### Data lines
════

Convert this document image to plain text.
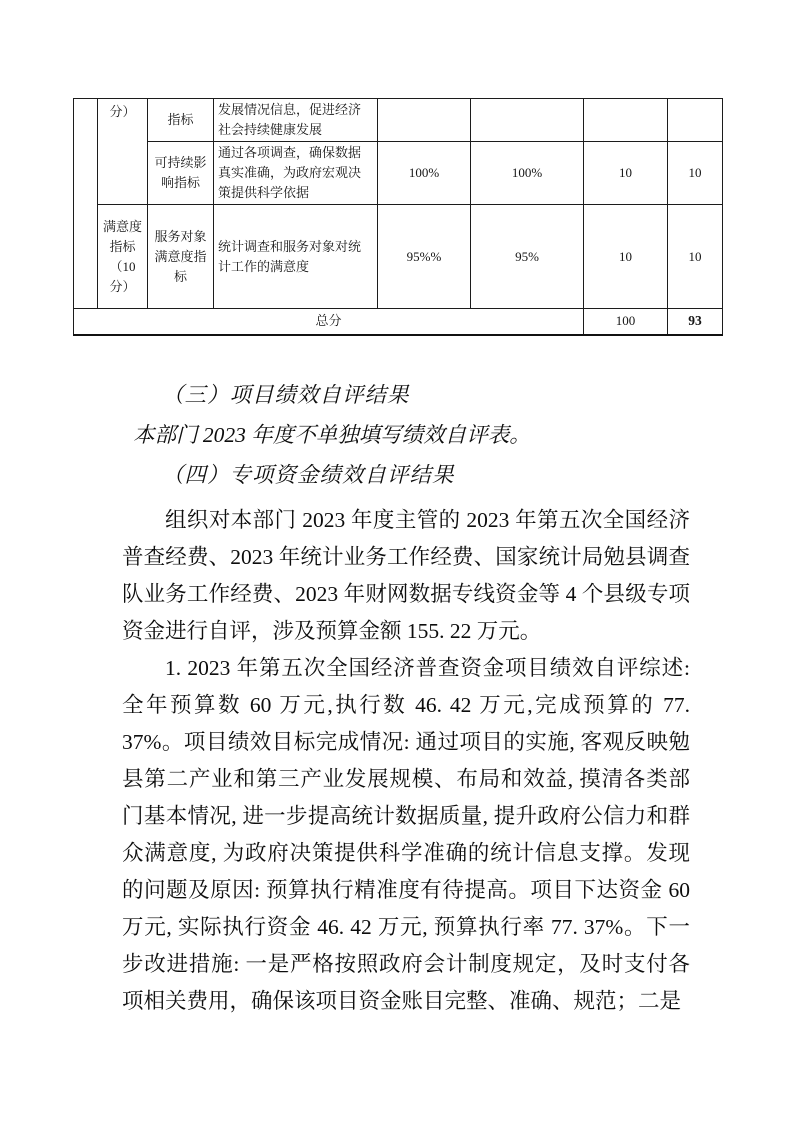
	分）	指标	发展情况信息，促进经济社会持续健康发展				
		可持续影响指标	通过各项调查，确保数据真实准确，为政府宏观决策提供科学依据	100%	100%	10	10
	满意度指标（10分）	服务对象满意度指标	统计调查和服务对象对统计工作的满意度	95%%	95%	10	10
总分						100	93
（三）项目绩效自评结果
本部门 2023 年度不单独填写绩效自评表。
（四）专项资金绩效自评结果

组织对本部门 2023 年度主管的 2023 年第五次全国经济普查经费、2023 年统计业务工作经费、国家统计局勉县调查队业务工作经费、2023 年财网数据专线资金等 4 个县级专项资金进行自评，涉及预算金额 155. 22 万元。

1. 2023 年第五次全国经济普查资金项目绩效自评综述:全年预算数 60 万元,执行数 46. 42 万元,完成预算的 77. 37%。项目绩效目标完成情况: 通过项目的实施, 客观反映勉县第二产业和第三产业发展规模、布局和效益, 摸清各类部门基本情况, 进一步提高统计数据质量, 提升政府公信力和群众满意度, 为政府决策提供科学准确的统计信息支撑。发现的问题及原因: 预算执行精准度有待提高。项目下达资金 60 万元, 实际执行资金 46. 42 万元, 预算执行率 77. 37%。下一步改进措施: 一是严格按照政府会计制度规定，及时支付各项相关费用，确保该项目资金账目完整、准确、规范；二是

════

Print all the records again exactly; do not include any picture.

### Exercise result
Convert this document image to plain text.
	分）	指标	发展情况信息，促进经济社会持续健康发展				
		可持续影响指标	通过各项调查，确保数据真实准确，为政府宏观决策提供科学依据	100%	100%	10	10
	满意度指标（10分）	服务对象满意度指标	统计调查和服务对象对统计工作的满意度	95%%	95%	10	10
总分						100	93
（三）项目绩效自评结果
本部门 2023 年度不单独填写绩效自评表。
（四）专项资金绩效自评结果

组织对本部门 2023 年度主管的 2023 年第五次全国经济普查经费、2023 年统计业务工作经费、国家统计局勉县调查队业务工作经费、2023 年财网数据专线资金等 4 个县级专项资金进行自评，涉及预算金额 155. 22 万元。

1. 2023 年第五次全国经济普查资金项目绩效自评综述:全年预算数 60 万元,执行数 46. 42 万元,完成预算的 77. 37%。项目绩效目标完成情况: 通过项目的实施, 客观反映勉县第二产业和第三产业发展规模、布局和效益, 摸清各类部门基本情况, 进一步提高统计数据质量, 提升政府公信力和群众满意度, 为政府决策提供科学准确的统计信息支撑。发现的问题及原因: 预算执行精准度有待提高。项目下达资金 60 万元, 实际执行资金 46. 42 万元, 预算执行率 77. 37%。下一步改进措施: 一是严格按照政府会计制度规定，及时支付各项相关费用，确保该项目资金账目完整、准确、规范；二是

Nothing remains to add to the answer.